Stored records
____

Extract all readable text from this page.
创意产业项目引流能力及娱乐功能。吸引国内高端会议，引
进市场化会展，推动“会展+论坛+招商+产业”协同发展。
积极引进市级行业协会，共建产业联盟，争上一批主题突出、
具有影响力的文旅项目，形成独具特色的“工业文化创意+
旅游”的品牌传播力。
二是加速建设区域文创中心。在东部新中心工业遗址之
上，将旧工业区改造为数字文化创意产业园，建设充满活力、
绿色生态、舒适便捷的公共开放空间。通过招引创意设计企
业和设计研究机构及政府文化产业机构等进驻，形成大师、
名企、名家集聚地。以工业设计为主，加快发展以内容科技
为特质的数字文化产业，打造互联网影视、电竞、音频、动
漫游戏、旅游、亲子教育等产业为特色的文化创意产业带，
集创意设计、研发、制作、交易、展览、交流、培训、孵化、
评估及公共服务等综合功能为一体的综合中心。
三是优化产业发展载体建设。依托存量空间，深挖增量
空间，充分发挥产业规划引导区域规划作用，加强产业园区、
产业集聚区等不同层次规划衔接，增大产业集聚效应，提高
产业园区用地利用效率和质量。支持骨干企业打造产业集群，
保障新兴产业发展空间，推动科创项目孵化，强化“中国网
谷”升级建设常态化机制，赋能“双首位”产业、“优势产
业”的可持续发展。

____

▶ Problem requirements
Retype all of the data shown above, word for word.

▶ Answer in full
Extract all readable text from this page.
创意产业项目引流能力及娱乐功能。吸引国内高端会议，引
进市场化会展，推动“会展+论坛+招商+产业”协同发展。
积极引进市级行业协会，共建产业联盟，争上一批主题突出、
具有影响力的文旅项目，形成独具特色的“工业文化创意+
旅游”的品牌传播力。
二是加速建设区域文创中心。在东部新中心工业遗址之
上，将旧工业区改造为数字文化创意产业园，建设充满活力、
绿色生态、舒适便捷的公共开放空间。通过招引创意设计企
业和设计研究机构及政府文化产业机构等进驻，形成大师、
名企、名家集聚地。以工业设计为主，加快发展以内容科技
为特质的数字文化产业，打造互联网影视、电竞、音频、动
漫游戏、旅游、亲子教育等产业为特色的文化创意产业带，
集创意设计、研发、制作、交易、展览、交流、培训、孵化、
评估及公共服务等综合功能为一体的综合中心。
三是优化产业发展载体建设。依托存量空间，深挖增量
空间，充分发挥产业规划引导区域规划作用，加强产业园区、
产业集聚区等不同层次规划衔接，增大产业集聚效应，提高
产业园区用地利用效率和质量。支持骨干企业打造产业集群，
保障新兴产业发展空间，推动科创项目孵化，强化“中国网
谷”升级建设常态化机制，赋能“双首位”产业、“优势产
业”的可持续发展。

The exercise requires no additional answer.